● SHORT PROBLEM
Below is a block of records; reproduce all of them exactly and leave out any pictures.
++++ SOURCE DATA
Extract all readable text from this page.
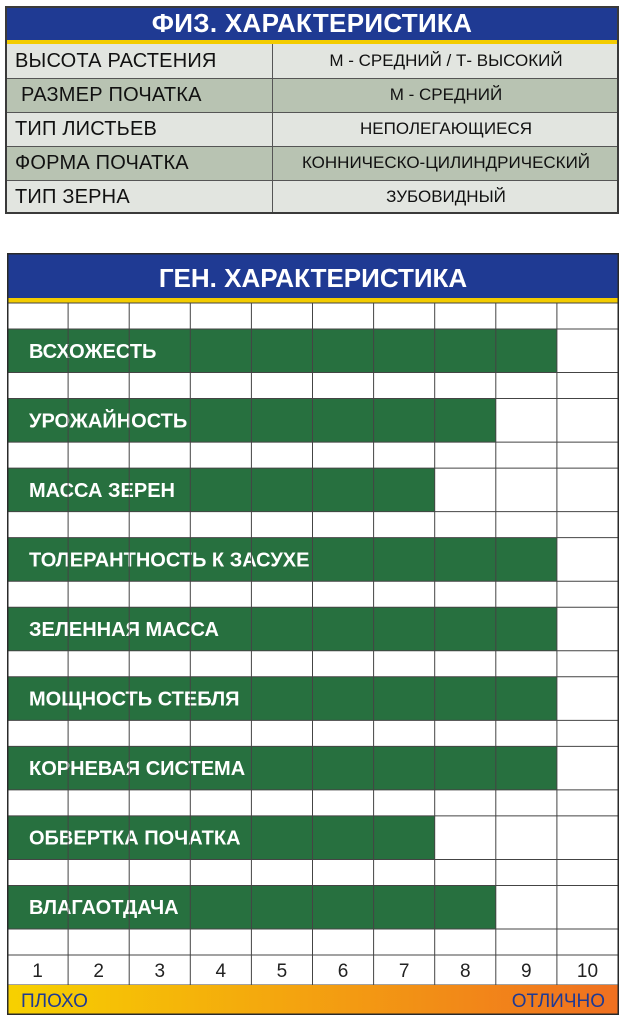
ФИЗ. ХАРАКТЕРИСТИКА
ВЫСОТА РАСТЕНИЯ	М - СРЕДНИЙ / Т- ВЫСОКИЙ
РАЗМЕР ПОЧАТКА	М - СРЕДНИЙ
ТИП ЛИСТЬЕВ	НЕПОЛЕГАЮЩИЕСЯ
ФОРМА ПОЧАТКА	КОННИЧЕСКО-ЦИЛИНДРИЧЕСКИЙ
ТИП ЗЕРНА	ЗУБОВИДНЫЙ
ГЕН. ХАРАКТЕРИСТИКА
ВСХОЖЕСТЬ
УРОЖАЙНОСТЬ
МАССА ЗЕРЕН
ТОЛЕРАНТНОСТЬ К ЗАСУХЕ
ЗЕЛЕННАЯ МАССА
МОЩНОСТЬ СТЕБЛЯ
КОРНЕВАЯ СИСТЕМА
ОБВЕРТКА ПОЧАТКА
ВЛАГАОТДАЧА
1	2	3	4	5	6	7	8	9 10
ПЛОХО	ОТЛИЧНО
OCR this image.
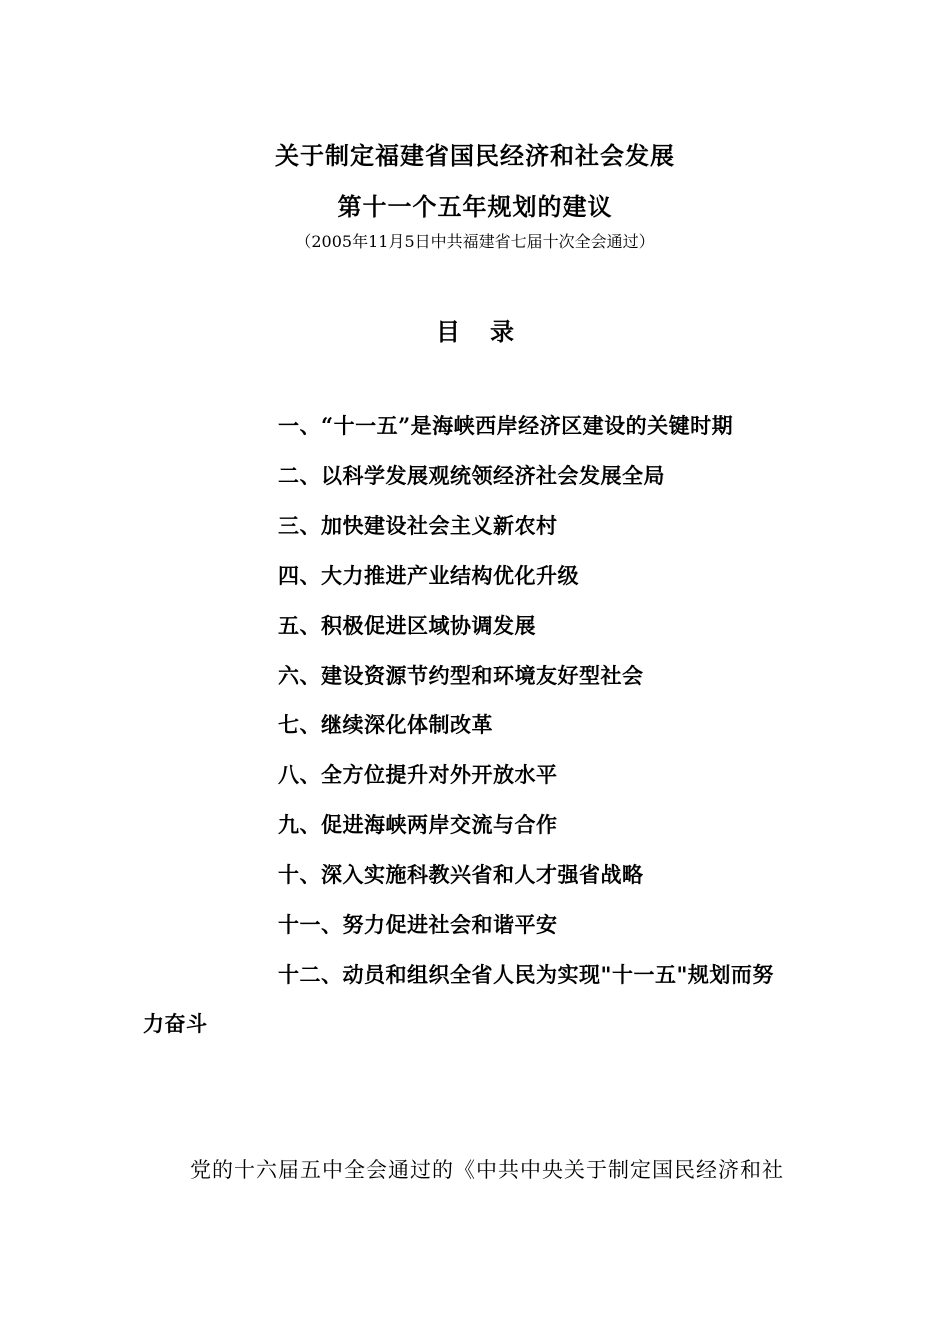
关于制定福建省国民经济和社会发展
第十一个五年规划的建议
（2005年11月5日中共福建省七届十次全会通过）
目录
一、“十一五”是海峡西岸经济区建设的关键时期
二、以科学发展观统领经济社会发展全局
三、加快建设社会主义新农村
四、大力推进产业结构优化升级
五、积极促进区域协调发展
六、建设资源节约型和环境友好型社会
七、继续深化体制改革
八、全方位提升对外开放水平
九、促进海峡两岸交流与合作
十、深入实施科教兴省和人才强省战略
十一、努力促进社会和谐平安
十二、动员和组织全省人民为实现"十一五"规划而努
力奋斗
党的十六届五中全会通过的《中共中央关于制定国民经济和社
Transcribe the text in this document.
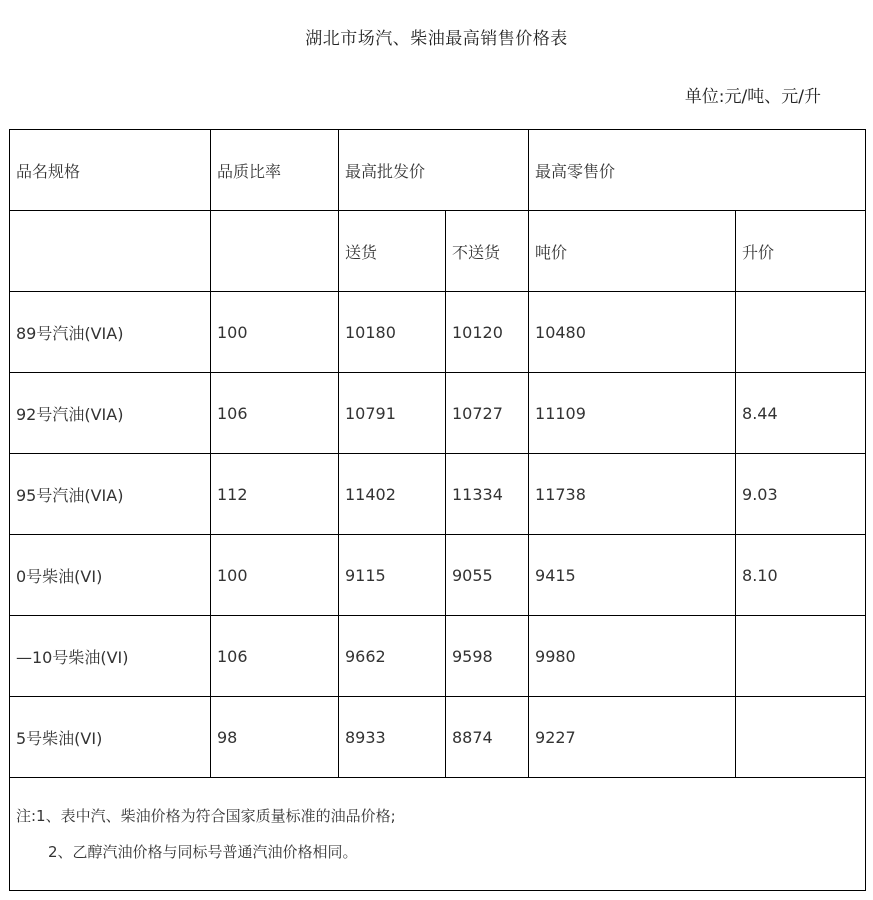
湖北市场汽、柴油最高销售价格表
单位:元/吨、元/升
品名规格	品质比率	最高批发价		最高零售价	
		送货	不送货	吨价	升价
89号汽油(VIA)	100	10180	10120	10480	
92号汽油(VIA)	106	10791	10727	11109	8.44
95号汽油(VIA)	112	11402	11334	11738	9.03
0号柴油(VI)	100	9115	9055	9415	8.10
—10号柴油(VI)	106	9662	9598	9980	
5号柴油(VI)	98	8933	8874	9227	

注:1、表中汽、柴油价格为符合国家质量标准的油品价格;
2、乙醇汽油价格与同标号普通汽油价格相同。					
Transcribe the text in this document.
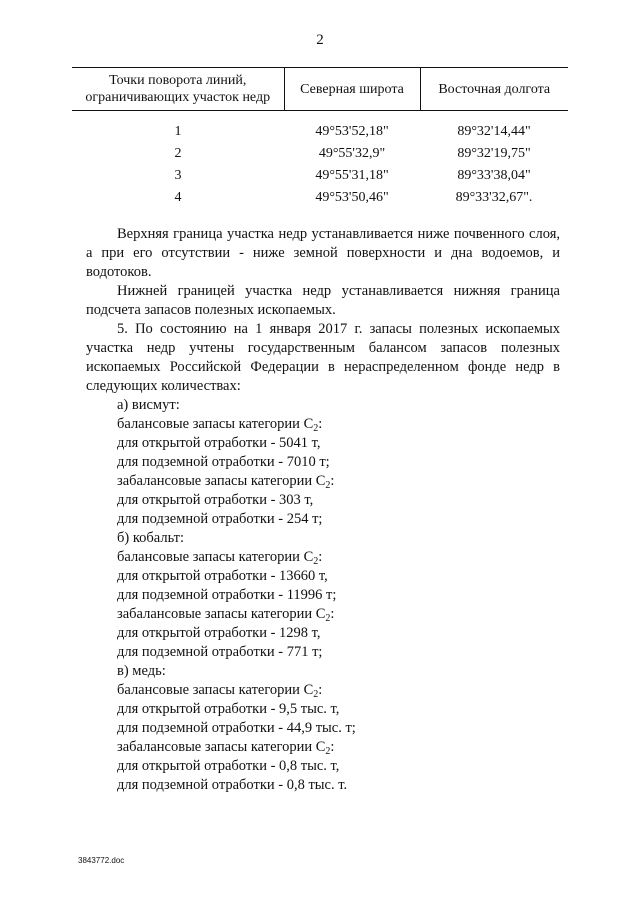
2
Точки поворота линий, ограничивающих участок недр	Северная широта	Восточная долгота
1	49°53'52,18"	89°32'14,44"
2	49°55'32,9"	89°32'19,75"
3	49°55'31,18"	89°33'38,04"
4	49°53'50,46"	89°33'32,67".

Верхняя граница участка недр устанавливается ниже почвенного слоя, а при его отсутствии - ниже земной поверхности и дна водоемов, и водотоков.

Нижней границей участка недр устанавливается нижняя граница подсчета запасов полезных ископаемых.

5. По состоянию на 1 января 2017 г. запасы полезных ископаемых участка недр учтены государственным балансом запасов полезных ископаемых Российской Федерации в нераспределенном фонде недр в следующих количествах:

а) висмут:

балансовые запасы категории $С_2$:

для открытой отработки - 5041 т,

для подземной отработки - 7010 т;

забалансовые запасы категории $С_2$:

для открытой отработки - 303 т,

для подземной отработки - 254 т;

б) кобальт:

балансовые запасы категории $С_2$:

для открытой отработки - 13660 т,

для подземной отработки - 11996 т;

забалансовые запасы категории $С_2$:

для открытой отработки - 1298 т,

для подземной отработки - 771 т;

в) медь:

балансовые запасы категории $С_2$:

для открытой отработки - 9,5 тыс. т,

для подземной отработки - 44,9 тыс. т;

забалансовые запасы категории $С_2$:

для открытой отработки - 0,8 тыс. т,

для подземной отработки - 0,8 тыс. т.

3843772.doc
++++++++
● EXPECTED ANSWER
Extract all readable text from this page.
ФИЗ. ХАРАКТЕРИСТИКА
ВЫСОТА РАСТЕНИЯ	М - СРЕДНИЙ / Т- ВЫСОКИЙ
РАЗМЕР ПОЧАТКА	М - СРЕДНИЙ
ТИП ЛИСТЬЕВ	НЕПОЛЕГАЮЩИЕСЯ
ФОРМА ПОЧАТКА	КОННИЧЕСКО-ЦИЛИНДРИЧЕСКИЙ
ТИП ЗЕРНА	ЗУБОВИДНЫЙ
ГЕН. ХАРАКТЕРИСТИКА
ВСХОЖЕСТЬ
УРОЖАЙНОСТЬ
МАССА ЗЕРЕН
ТОЛЕРАНТНОСТЬ К ЗАСУХЕ
ЗЕЛЕННАЯ МАССА
МОЩНОСТЬ СТЕБЛЯ
КОРНЕВАЯ СИСТЕМА
ОБВЕРТКА ПОЧАТКА
ВЛАГАОТДАЧА
1	2	3	4	5	6	7	8	9 10
ПЛОХО	ОТЛИЧНО
OCR this image.
关于制定福建省国民经济和社会发展
第十一个五年规划的建议
（2005年11月5日中共福建省七届十次全会通过）
目录
一、“十一五”是海峡西岸经济区建设的关键时期
二、以科学发展观统领经济社会发展全局
三、加快建设社会主义新农村
四、大力推进产业结构优化升级
五、积极促进区域协调发展
六、建设资源节约型和环境友好型社会
七、继续深化体制改革
八、全方位提升对外开放水平
九、促进海峡两岸交流与合作
十、深入实施科教兴省和人才强省战略
十一、努力促进社会和谐平安
十二、动员和组织全省人民为实现"十一五"规划而努
力奋斗
党的十六届五中全会通过的《中共中央关于制定国民经济和社
Transcribe the text in this document.
湖北市场汽、柴油最高销售价格表
单位:元/吨、元/升
品名规格	品质比率	最高批发价		最高零售价	
		送货	不送货	吨价	升价
89号汽油(VIA)	100	10180	10120	10480	
92号汽油(VIA)	106	10791	10727	11109	8.44
95号汽油(VIA)	112	11402	11334	11738	9.03
0号柴油(VI)	100	9115	9055	9415	8.10
—10号柴油(VI)	106	9662	9598	9980	
5号柴油(VI)	98	8933	8874	9227	

注:1、表中汽、柴油价格为符合国家质量标准的油品价格;
2、乙醇汽油价格与同标号普通汽油价格相同。					
Transcribe the text in this document.
2
Точки поворота линий, ограничивающих участок недр	Северная широта	Восточная долгота
1	49°53'52,18"	89°32'14,44"
2	49°55'32,9"	89°32'19,75"
3	49°55'31,18"	89°33'38,04"
4	49°53'50,46"	89°33'32,67".

Верхняя граница участка недр устанавливается ниже почвенного слоя, а при его отсутствии - ниже земной поверхности и дна водоемов, и водотоков.

Нижней границей участка недр устанавливается нижняя граница подсчета запасов полезных ископаемых.

5. По состоянию на 1 января 2017 г. запасы полезных ископаемых участка недр учтены государственным балансом запасов полезных ископаемых Российской Федерации в нераспределенном фонде недр в следующих количествах:

а) висмут:

балансовые запасы категории $С_2$:

для открытой отработки - 5041 т,

для подземной отработки - 7010 т;

забалансовые запасы категории $С_2$:

для открытой отработки - 303 т,

для подземной отработки - 254 т;

б) кобальт:

балансовые запасы категории $С_2$:

для открытой отработки - 13660 т,

для подземной отработки - 11996 т;

забалансовые запасы категории $С_2$:

для открытой отработки - 1298 т,

для подземной отработки - 771 т;

в) медь:

балансовые запасы категории $С_2$:

для открытой отработки - 9,5 тыс. т,

для подземной отработки - 44,9 тыс. т;

забалансовые запасы категории $С_2$:

для открытой отработки - 0,8 тыс. т,

для подземной отработки - 0,8 тыс. т.

3843772.doc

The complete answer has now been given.